Aim: Put every entry below into a numbered list, leaving out blank lines and any pictures.
——————
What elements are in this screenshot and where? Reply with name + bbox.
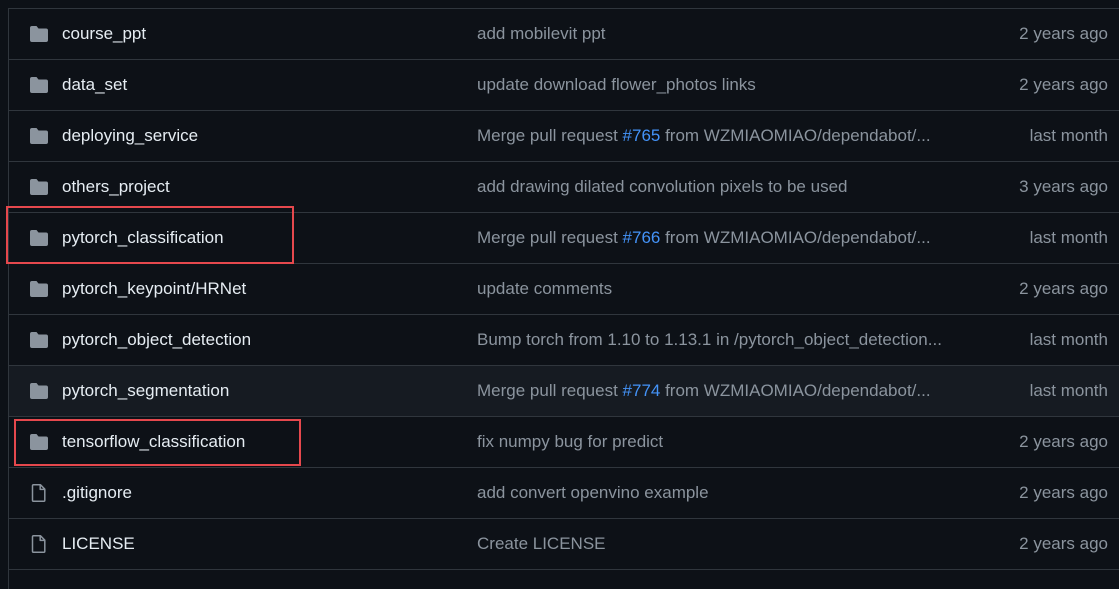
commit-date: 2 years ago — [1019, 24, 1108, 43]
commit-date: 2 years ago — [1019, 483, 1108, 502]
commit-message[interactable]: Merge pull request #766 from WZMIAOMIAO/… — [477, 227, 957, 249]
commit-message[interactable]: add mobilevit ppt — [477, 23, 957, 45]
folder-icon — [30, 128, 48, 144]
commit-date: 2 years ago — [1019, 75, 1108, 94]
pull-request-link[interactable]: #766 — [623, 228, 661, 247]
commit-date: 3 years ago — [1019, 177, 1108, 196]
commit-date: last month — [1029, 381, 1108, 400]
commit-date: 2 years ago — [1019, 279, 1108, 298]
commit-message-text[interactable]: Bump torch from 1.10 to 1.13.1 in /pytor… — [477, 330, 942, 349]
file-row[interactable]: pytorch_classification Merge pull reques… — [9, 213, 1119, 264]
file-name-link[interactable]: deploying_service — [62, 125, 198, 147]
file-row[interactable]: data_set update download flower_photos l… — [9, 60, 1119, 111]
commit-message-text[interactable]: update comments — [477, 279, 612, 298]
file-row[interactable]: .gitignore add convert openvino example … — [9, 468, 1119, 519]
commit-date: last month — [1029, 330, 1108, 349]
commit-date: last month — [1029, 228, 1108, 247]
file-row[interactable]: tensorflow_classification fix numpy bug … — [9, 417, 1119, 468]
file-icon — [31, 484, 46, 502]
file-row[interactable]: pytorch_object_detection Bump torch from… — [9, 315, 1119, 366]
commit-message-text[interactable]: add convert openvino example — [477, 483, 709, 502]
commit-message[interactable]: fix numpy bug for predict — [477, 431, 957, 453]
commit-message[interactable]: Create LICENSE — [477, 533, 957, 555]
file-name-link[interactable]: pytorch_keypoint/HRNet — [62, 278, 246, 300]
folder-icon — [30, 230, 48, 246]
folder-icon — [30, 77, 48, 93]
file-icon — [31, 535, 46, 553]
commit-message-text[interactable]: Create LICENSE — [477, 534, 606, 553]
file-name-link[interactable]: .gitignore — [62, 482, 132, 504]
commit-message[interactable]: add drawing dilated convolution pixels t… — [477, 176, 957, 198]
file-row[interactable]: pytorch_keypoint/HRNet update comments 2… — [9, 264, 1119, 315]
folder-icon — [30, 26, 48, 42]
file-name-link[interactable]: course_ppt — [62, 23, 146, 45]
file-name-link[interactable]: pytorch_segmentation — [62, 380, 229, 402]
commit-message-text-suffix[interactable]: from WZMIAOMIAO/dependabot/... — [660, 228, 930, 247]
file-name-link[interactable]: data_set — [62, 74, 127, 96]
commit-message[interactable]: update comments — [477, 278, 957, 300]
file-row[interactable]: LICENSE Create LICENSE 2 years ago — [9, 519, 1119, 570]
folder-icon — [30, 332, 48, 348]
file-name-link[interactable]: pytorch_classification — [62, 227, 224, 249]
commit-message-text[interactable]: update download flower_photos links — [477, 75, 756, 94]
file-list: course_ppt add mobilevit ppt 2 years ago… — [8, 8, 1119, 589]
folder-icon — [30, 383, 48, 399]
commit-message-text[interactable]: fix numpy bug for predict — [477, 432, 663, 451]
file-name-link[interactable]: tensorflow_classification — [62, 431, 245, 453]
commit-message-text[interactable]: Merge pull request — [477, 228, 623, 247]
file-row[interactable]: pytorch_segmentation Merge pull request … — [9, 366, 1119, 417]
commit-message[interactable]: add convert openvino example — [477, 482, 957, 504]
file-row[interactable]: others_project add drawing dilated convo… — [9, 162, 1119, 213]
file-name-link[interactable]: others_project — [62, 176, 170, 198]
file-name-link[interactable]: pytorch_object_detection — [62, 329, 251, 351]
commit-date: 2 years ago — [1019, 432, 1108, 451]
file-name-link[interactable]: LICENSE — [62, 533, 135, 555]
commit-message-text[interactable]: add mobilevit ppt — [477, 24, 606, 43]
commit-message-text[interactable]: add drawing dilated convolution pixels t… — [477, 177, 847, 196]
commit-message-text[interactable]: Merge pull request — [477, 126, 623, 145]
pull-request-link[interactable]: #765 — [623, 126, 661, 145]
commit-message-text[interactable]: Merge pull request — [477, 381, 623, 400]
commit-message[interactable]: Bump torch from 1.10 to 1.13.1 in /pytor… — [477, 329, 957, 351]
folder-icon — [30, 179, 48, 195]
pull-request-link[interactable]: #774 — [623, 381, 661, 400]
folder-icon — [30, 281, 48, 297]
commit-message[interactable]: Merge pull request #774 from WZMIAOMIAO/… — [477, 380, 957, 402]
file-row[interactable]: course_ppt add mobilevit ppt 2 years ago — [9, 9, 1119, 60]
commit-message[interactable]: Merge pull request #765 from WZMIAOMIAO/… — [477, 125, 957, 147]
commit-date: 2 years ago — [1019, 534, 1108, 553]
commit-date: last month — [1029, 126, 1108, 145]
commit-message-text-suffix[interactable]: from WZMIAOMIAO/dependabot/... — [660, 126, 930, 145]
commit-message[interactable]: update download flower_photos links — [477, 74, 957, 96]
file-row[interactable]: deploying_service Merge pull request #76… — [9, 111, 1119, 162]
commit-message-text-suffix[interactable]: from WZMIAOMIAO/dependabot/... — [660, 381, 930, 400]
folder-icon — [30, 434, 48, 450]
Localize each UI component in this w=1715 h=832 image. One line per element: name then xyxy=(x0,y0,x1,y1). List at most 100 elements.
——————
Exercise result:
1. What elements are in this screenshot and where? Reply with name + bbox.
2. commit-date: 2 years ago — [1019, 24, 1108, 43]
3. commit-date: 2 years ago — [1019, 483, 1108, 502]
4. commit-message[interactable]: Merge pull request #766 from WZMIAOMIAO/… — [477, 227, 957, 249]
5. commit-message[interactable]: add mobilevit ppt — [477, 23, 957, 45]
6. folder-icon — [30, 128, 48, 144]
7. commit-date: 2 years ago — [1019, 75, 1108, 94]
8. pull-request-link[interactable]: #766 — [623, 228, 661, 247]
9. commit-date: 3 years ago — [1019, 177, 1108, 196]
10. commit-date: last month — [1029, 381, 1108, 400]
11. commit-date: 2 years ago — [1019, 279, 1108, 298]
12. commit-message-text[interactable]: Bump torch from 1.10 to 1.13.1 in /pytor… — [477, 330, 942, 349]
13. file-row[interactable]: pytorch_classification Merge pull reques… — [9, 213, 1119, 264]
14. file-name-link[interactable]: deploying_service — [62, 125, 198, 147]
15. file-row[interactable]: data_set update download flower_photos l… — [9, 60, 1119, 111]
16. commit-message-text[interactable]: update comments — [477, 279, 612, 298]
17. file-row[interactable]: .gitignore add convert openvino example … — [9, 468, 1119, 519]
18. commit-date: last month — [1029, 330, 1108, 349]
19. commit-date: last month — [1029, 228, 1108, 247]
20. file-row[interactable]: tensorflow_classification fix numpy bug … — [9, 417, 1119, 468]
21. file-icon — [31, 484, 46, 502]
22. file-row[interactable]: pytorch_object_detection Bump torch from… — [9, 315, 1119, 366]
23. commit-message-text[interactable]: add convert openvino example — [477, 483, 709, 502]
24. commit-message[interactable]: fix numpy bug for predict — [477, 431, 957, 453]
25. commit-message[interactable]: Create LICENSE — [477, 533, 957, 555]
26. file-name-link[interactable]: pytorch_keypoint/HRNet — [62, 278, 246, 300]
27. folder-icon — [30, 230, 48, 246]
28. folder-icon — [30, 77, 48, 93]
29. file-icon — [31, 535, 46, 553]
30. commit-message-text[interactable]: Create LICENSE — [477, 534, 606, 553]
31. file-name-link[interactable]: .gitignore — [62, 482, 132, 504]
32. commit-message[interactable]: add drawing dilated convolution pixels t… — [477, 176, 957, 198]
33. file-row[interactable]: pytorch_keypoint/HRNet update comments 2… — [9, 264, 1119, 315]
34. folder-icon — [30, 26, 48, 42]
35. file-name-link[interactable]: course_ppt — [62, 23, 146, 45]
36. file-name-link[interactable]: pytorch_segmentation — [62, 380, 229, 402]
37. commit-message-text-suffix[interactable]: from WZMIAOMIAO/dependabot/... — [660, 228, 930, 247]
38. file-name-link[interactable]: data_set — [62, 74, 127, 96]
39. commit-message[interactable]: update comments — [477, 278, 957, 300]
40. file-row[interactable]: LICENSE Create LICENSE 2 years ago — [9, 519, 1119, 570]
41. folder-icon — [30, 332, 48, 348]
42. file-name-link[interactable]: pytorch_classification — [62, 227, 224, 249]
43. commit-message-text[interactable]: update download flower_photos links — [477, 75, 756, 94]
44. file-list: course_ppt add mobilevit ppt 2 years ago… — [8, 8, 1119, 589]
45. folder-icon — [30, 383, 48, 399]
46. commit-message-text[interactable]: fix numpy bug for predict — [477, 432, 663, 451]
47. file-name-link[interactable]: tensorflow_classification — [62, 431, 245, 453]
48. commit-message-text[interactable]: Merge pull request — [477, 228, 623, 247]
49. file-row[interactable]: pytorch_segmentation Merge pull request … — [9, 366, 1119, 417]
50. commit-message[interactable]: add convert openvino example — [477, 482, 957, 504]
51. file-row[interactable]: others_project add drawing dilated convo… — [9, 162, 1119, 213]
52. file-name-link[interactable]: others_project — [62, 176, 170, 198]
53. file-name-link[interactable]: pytorch_object_detection — [62, 329, 251, 351]
54. commit-date: 2 years ago — [1019, 432, 1108, 451]
55. file-name-link[interactable]: LICENSE — [62, 533, 135, 555]
56. commit-message-text[interactable]: add mobilevit ppt — [477, 24, 606, 43]
57. commit-message-text[interactable]: add drawing dilated convolution pixels t… — [477, 177, 847, 196]
58. commit-message-text[interactable]: Merge pull request — [477, 126, 623, 145]
59. pull-request-link[interactable]: #765 — [623, 126, 661, 145]
60. commit-message-text[interactable]: Merge pull request — [477, 381, 623, 400]
61. commit-message[interactable]: Bump torch from 1.10 to 1.13.1 in /pytor… — [477, 329, 957, 351]
62. folder-icon — [30, 179, 48, 195]
63. pull-request-link[interactable]: #774 — [623, 381, 661, 400]
64. folder-icon — [30, 281, 48, 297]
65. commit-message[interactable]: Merge pull request #774 from WZMIAOMIAO/… — [477, 380, 957, 402]
66. file-row[interactable]: course_ppt add mobilevit ppt 2 years ago — [9, 9, 1119, 60]
67. commit-message[interactable]: Merge pull request #765 from WZMIAOMIAO/… — [477, 125, 957, 147]
68. commit-date: 2 years ago — [1019, 534, 1108, 553]
69. commit-date: last month — [1029, 126, 1108, 145]
70. commit-message-text-suffix[interactable]: from WZMIAOMIAO/dependabot/... — [660, 126, 930, 145]
71. commit-message[interactable]: update download flower_photos links — [477, 74, 957, 96]
72. file-row[interactable]: deploying_service Merge pull request #76… — [9, 111, 1119, 162]
73. commit-message-text-suffix[interactable]: from WZMIAOMIAO/dependabot/... — [660, 381, 930, 400]
74. folder-icon — [30, 434, 48, 450]
75. Localize each UI component in this w=1715 h=832 image. One line per element: name then xyxy=(x0,y0,x1,y1). List at most 100 elements.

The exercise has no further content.